*Set problem:* Make an exact copy of the data below, leaving out every picture.

*Exercise inputs:*

^^^^^^^^

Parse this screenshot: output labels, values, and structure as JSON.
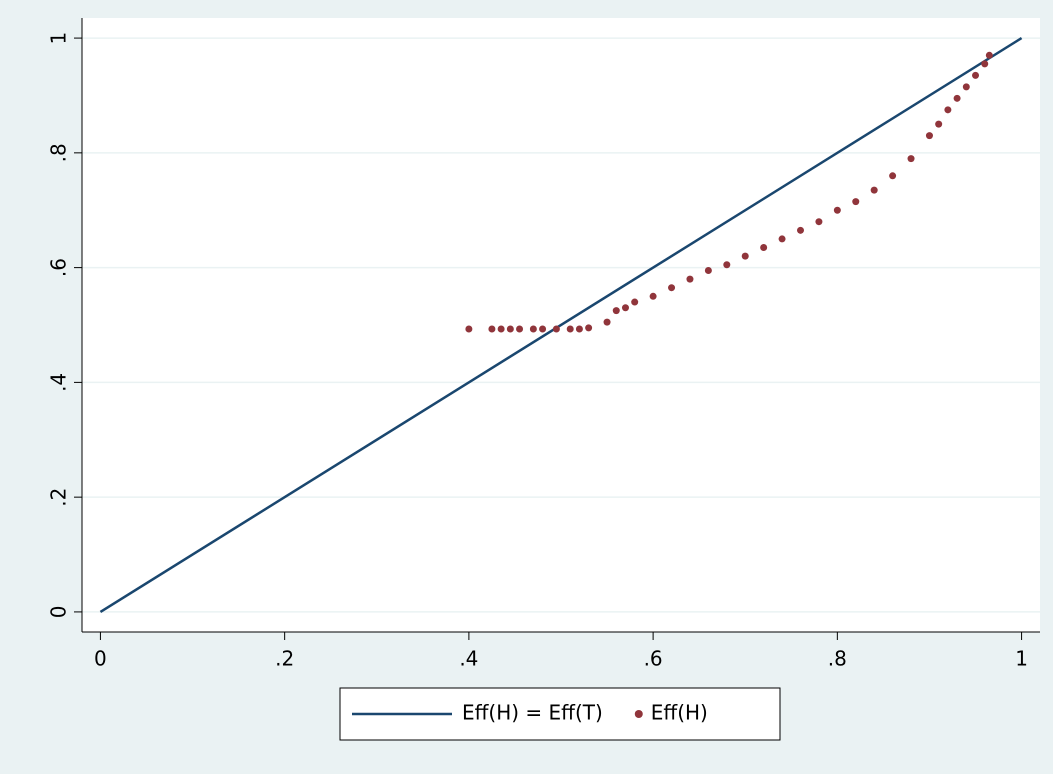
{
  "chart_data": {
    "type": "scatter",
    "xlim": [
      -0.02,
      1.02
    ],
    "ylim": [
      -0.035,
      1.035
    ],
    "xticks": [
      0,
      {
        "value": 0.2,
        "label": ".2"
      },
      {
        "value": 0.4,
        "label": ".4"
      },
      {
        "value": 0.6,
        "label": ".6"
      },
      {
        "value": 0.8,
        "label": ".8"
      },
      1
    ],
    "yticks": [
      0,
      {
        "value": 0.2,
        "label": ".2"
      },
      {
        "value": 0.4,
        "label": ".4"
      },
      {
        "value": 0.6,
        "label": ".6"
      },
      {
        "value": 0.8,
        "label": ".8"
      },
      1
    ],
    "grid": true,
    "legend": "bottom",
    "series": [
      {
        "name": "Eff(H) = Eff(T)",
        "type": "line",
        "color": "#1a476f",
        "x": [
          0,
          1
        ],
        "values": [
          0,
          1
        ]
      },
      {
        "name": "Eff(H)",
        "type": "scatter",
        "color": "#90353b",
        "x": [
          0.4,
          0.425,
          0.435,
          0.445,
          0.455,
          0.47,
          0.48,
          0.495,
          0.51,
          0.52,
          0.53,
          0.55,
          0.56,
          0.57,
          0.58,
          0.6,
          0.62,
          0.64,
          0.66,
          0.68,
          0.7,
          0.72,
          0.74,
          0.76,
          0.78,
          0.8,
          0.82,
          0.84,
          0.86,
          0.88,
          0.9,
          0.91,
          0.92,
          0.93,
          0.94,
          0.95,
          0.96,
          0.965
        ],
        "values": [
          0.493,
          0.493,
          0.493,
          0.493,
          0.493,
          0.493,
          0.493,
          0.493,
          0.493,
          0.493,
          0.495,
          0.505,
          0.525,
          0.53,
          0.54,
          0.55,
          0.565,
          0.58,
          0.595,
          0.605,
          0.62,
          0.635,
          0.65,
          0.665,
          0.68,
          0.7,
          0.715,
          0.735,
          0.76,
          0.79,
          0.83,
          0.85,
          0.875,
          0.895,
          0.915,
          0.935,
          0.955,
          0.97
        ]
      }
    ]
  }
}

^^^^^^^^

*Answer below:*
Parse this screenshot: output labels, values, and structure as JSON.
{
  "chart_data": {
    "type": "scatter",
    "xlim": [
      -0.02,
      1.02
    ],
    "ylim": [
      -0.035,
      1.035
    ],
    "xticks": [
      0,
      {
        "value": 0.2,
        "label": ".2"
      },
      {
        "value": 0.4,
        "label": ".4"
      },
      {
        "value": 0.6,
        "label": ".6"
      },
      {
        "value": 0.8,
        "label": ".8"
      },
      1
    ],
    "yticks": [
      0,
      {
        "value": 0.2,
        "label": ".2"
      },
      {
        "value": 0.4,
        "label": ".4"
      },
      {
        "value": 0.6,
        "label": ".6"
      },
      {
        "value": 0.8,
        "label": ".8"
      },
      1
    ],
    "grid": true,
    "legend": "bottom",
    "series": [
      {
        "name": "Eff(H) = Eff(T)",
        "type": "line",
        "color": "#1a476f",
        "x": [
          0,
          1
        ],
        "values": [
          0,
          1
        ]
      },
      {
        "name": "Eff(H)",
        "type": "scatter",
        "color": "#90353b",
        "x": [
          0.4,
          0.425,
          0.435,
          0.445,
          0.455,
          0.47,
          0.48,
          0.495,
          0.51,
          0.52,
          0.53,
          0.55,
          0.56,
          0.57,
          0.58,
          0.6,
          0.62,
          0.64,
          0.66,
          0.68,
          0.7,
          0.72,
          0.74,
          0.76,
          0.78,
          0.8,
          0.82,
          0.84,
          0.86,
          0.88,
          0.9,
          0.91,
          0.92,
          0.93,
          0.94,
          0.95,
          0.96,
          0.965
        ],
        "values": [
          0.493,
          0.493,
          0.493,
          0.493,
          0.493,
          0.493,
          0.493,
          0.493,
          0.493,
          0.493,
          0.495,
          0.505,
          0.525,
          0.53,
          0.54,
          0.55,
          0.565,
          0.58,
          0.595,
          0.605,
          0.62,
          0.635,
          0.65,
          0.665,
          0.68,
          0.7,
          0.715,
          0.735,
          0.76,
          0.79,
          0.83,
          0.85,
          0.875,
          0.895,
          0.915,
          0.935,
          0.955,
          0.97
        ]
      }
    ]
  }
}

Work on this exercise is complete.